Extract, from the listing that follows, each line containing the word "Send".
START
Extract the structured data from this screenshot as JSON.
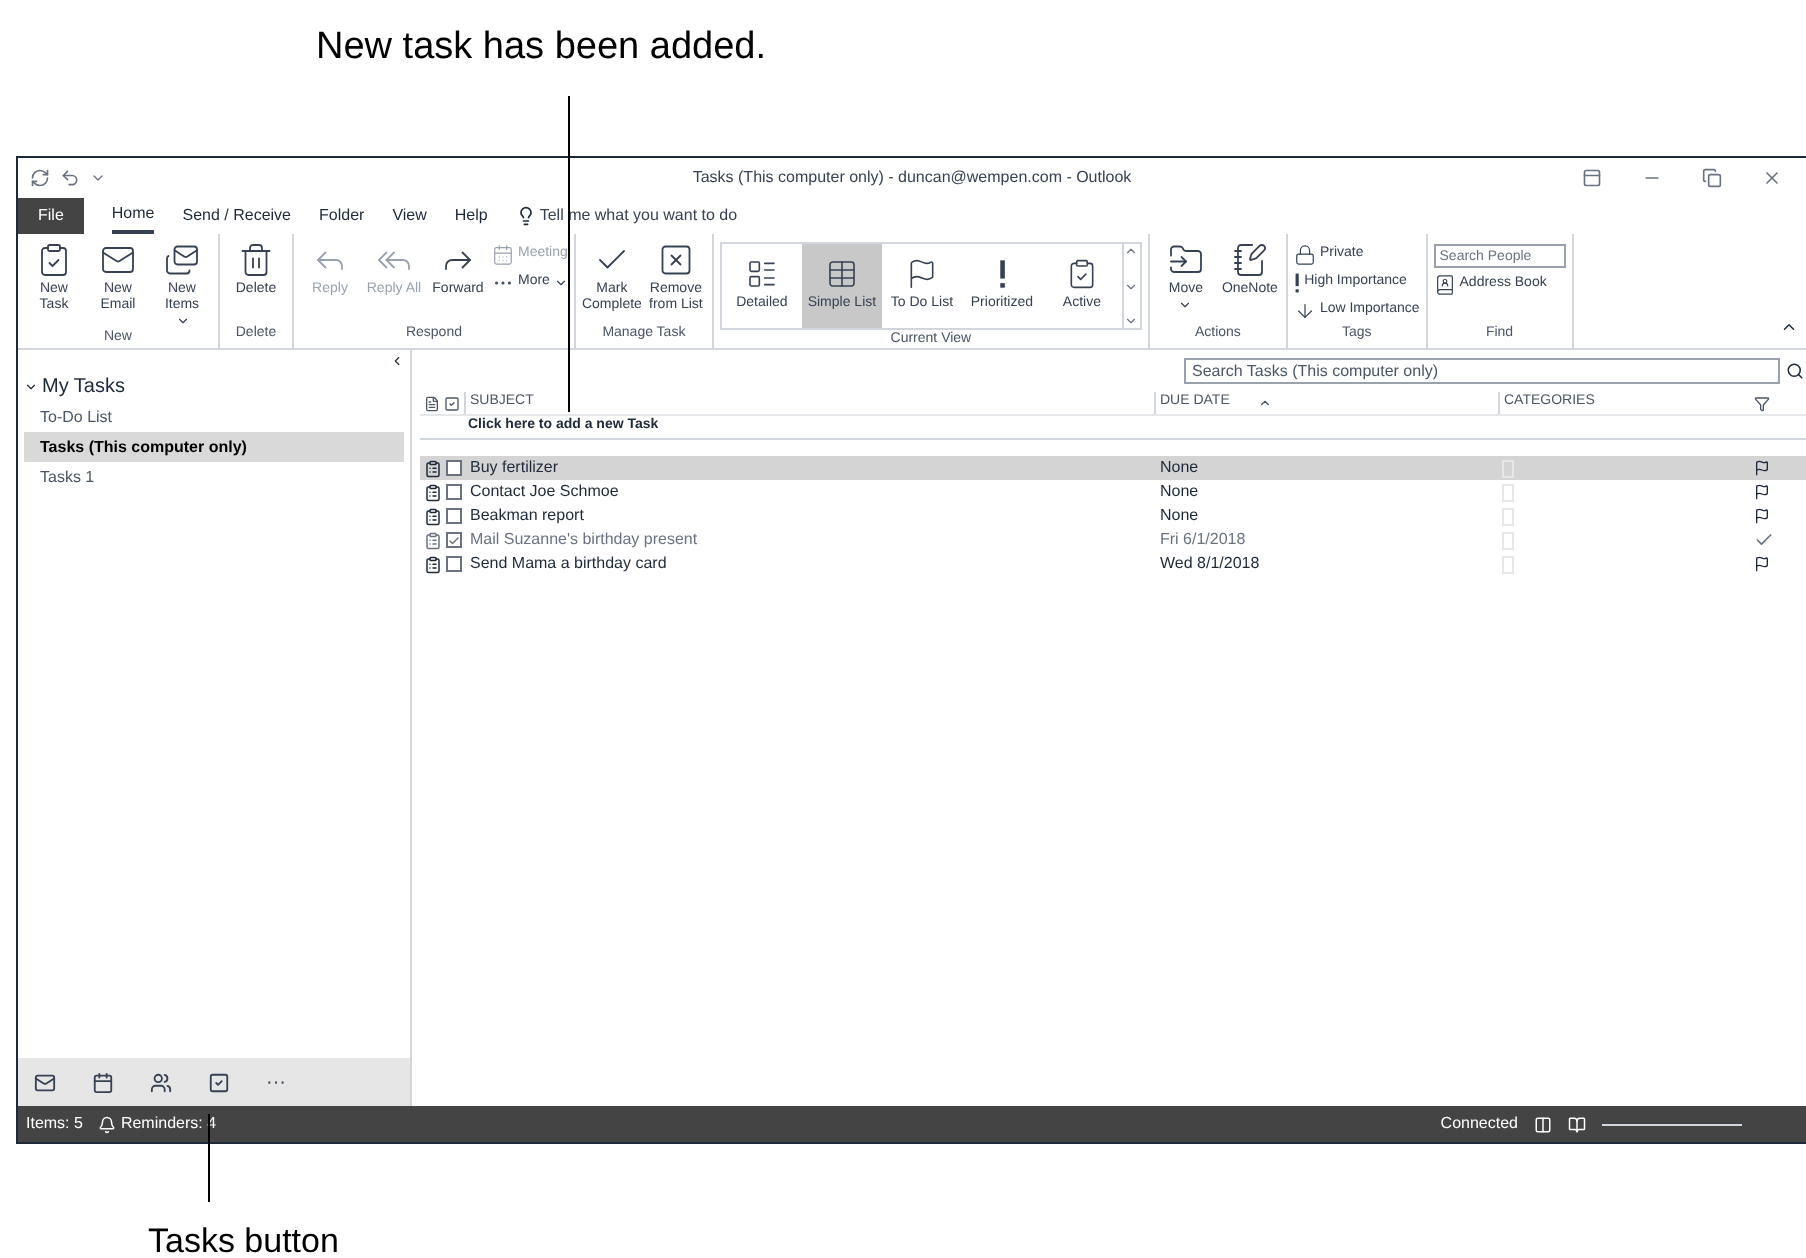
{
  "callouts": {
    "top": "New task has been added.",
    "bottom": "Tasks button"
  },
  "window": {
    "title": "Tasks (This computer only) - duncan@wempen.com  -  Outlook"
  },
  "ribbon_tabs": [
    {
      "label": "File",
      "selected": false,
      "kind": "file"
    },
    {
      "label": "Home",
      "selected": true,
      "kind": "tab"
    },
    {
      "label": "Send / Receive",
      "selected": false,
      "kind": "tab"
    },
    {
      "label": "Folder",
      "selected": false,
      "kind": "tab"
    },
    {
      "label": "View",
      "selected": false,
      "kind": "tab"
    },
    {
      "label": "Help",
      "selected": false,
      "kind": "tab"
    }
  ],
  "tell_me": "Tell me what you want to do",
  "ribbon_groups": [
    {
      "label": "New",
      "buttons": [
        {
          "label": "New Task",
          "kind": "large",
          "disabled": false,
          "dropdown": false
        },
        {
          "label": "New Email",
          "kind": "large",
          "disabled": false,
          "dropdown": false
        },
        {
          "label": "New Items",
          "kind": "large",
          "disabled": false,
          "dropdown": true
        }
      ]
    },
    {
      "label": "Delete",
      "buttons": [
        {
          "label": "Delete",
          "kind": "large",
          "disabled": false,
          "dropdown": false
        }
      ]
    },
    {
      "label": "Respond",
      "buttons": [
        {
          "label": "Reply",
          "kind": "large",
          "disabled": true,
          "dropdown": false
        },
        {
          "label": "Reply All",
          "kind": "large",
          "disabled": true,
          "dropdown": false
        },
        {
          "label": "Forward",
          "kind": "large",
          "disabled": false,
          "dropdown": false
        },
        {
          "label": "Meeting",
          "kind": "small",
          "disabled": true,
          "dropdown": false
        },
        {
          "label": "More",
          "kind": "small",
          "disabled": false,
          "dropdown": true
        }
      ]
    },
    {
      "label": "Manage Task",
      "buttons": [
        {
          "label": "Mark Complete",
          "kind": "large",
          "disabled": false,
          "dropdown": false
        },
        {
          "label": "Remove from List",
          "kind": "large",
          "disabled": false,
          "dropdown": false
        }
      ]
    },
    {
      "label": "Current View",
      "views": [
        {
          "label": "Detailed",
          "selected": false
        },
        {
          "label": "Simple List",
          "selected": true
        },
        {
          "label": "To Do List",
          "selected": false
        },
        {
          "label": "Prioritized",
          "selected": false
        },
        {
          "label": "Active",
          "selected": false
        }
      ]
    },
    {
      "label": "Actions",
      "buttons": [
        {
          "label": "Move",
          "kind": "large",
          "disabled": false,
          "dropdown": true
        },
        {
          "label": "OneNote",
          "kind": "large",
          "disabled": false,
          "dropdown": false
        }
      ]
    },
    {
      "label": "Tags",
      "buttons": [
        {
          "label": "Private",
          "kind": "small",
          "disabled": false,
          "dropdown": false
        },
        {
          "label": "High Importance",
          "kind": "small",
          "disabled": false,
          "dropdown": false
        },
        {
          "label": "Low Importance",
          "kind": "small",
          "disabled": false,
          "dropdown": false
        }
      ]
    },
    {
      "label": "Find",
      "search": {
        "placeholder": "Search People"
      },
      "buttons": [
        {
          "label": "Address Book",
          "kind": "small",
          "disabled": false,
          "dropdown": false
        }
      ]
    }
  ],
  "nav": {
    "header": "My Tasks",
    "expanded": true,
    "items": [
      {
        "label": "To-Do List",
        "selected": false
      },
      {
        "label": "Tasks (This computer only)",
        "selected": true
      },
      {
        "label": "Tasks 1",
        "selected": false
      }
    ],
    "more": "···"
  },
  "task_list": {
    "search": {
      "placeholder": "Search Tasks (This computer only)"
    },
    "columns": [
      "SUBJECT",
      "DUE DATE",
      "CATEGORIES"
    ],
    "new_task_prompt": "Click here to add a new Task",
    "rows": [
      {
        "subject": "Buy fertilizer",
        "due_date": "None",
        "complete": false,
        "selected": true
      },
      {
        "subject": "Contact Joe Schmoe",
        "due_date": "None",
        "complete": false,
        "selected": false
      },
      {
        "subject": "Beakman report",
        "due_date": "None",
        "complete": false,
        "selected": false
      },
      {
        "subject": "Mail Suzanne's birthday present",
        "due_date": "Fri 6/1/2018",
        "complete": true,
        "selected": false
      },
      {
        "subject": "Send Mama a birthday card",
        "due_date": "Wed 8/1/2018",
        "complete": false,
        "selected": false
      }
    ]
  },
  "status_bar": {
    "items": "Items: 5",
    "reminders": "Reminders: 4",
    "connection": "Connected"
  }
}
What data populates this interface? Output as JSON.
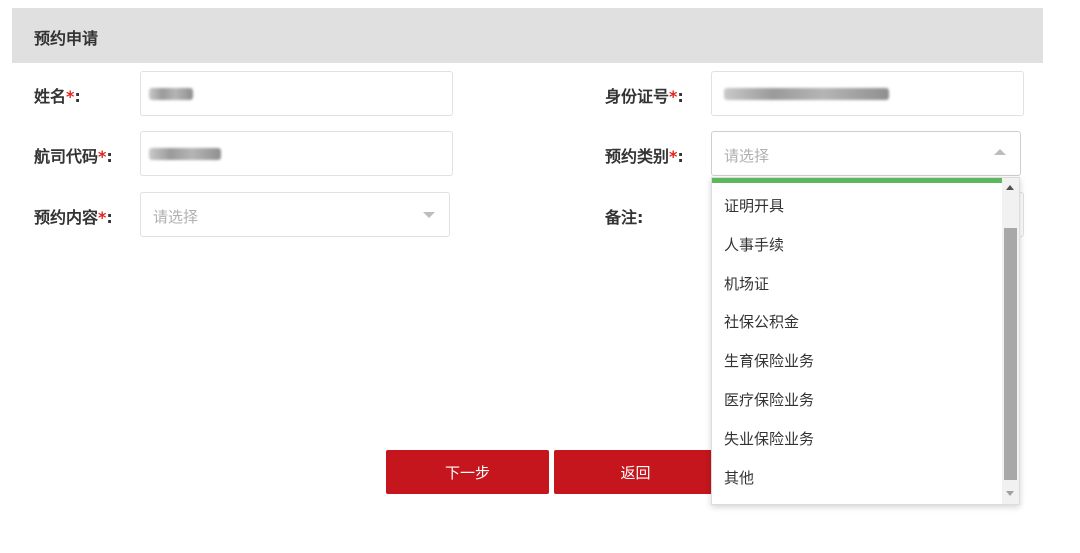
END
* **TASK RESULT**
      "label": "Send / Receive",
        "subject": "Send Mama a birthday card",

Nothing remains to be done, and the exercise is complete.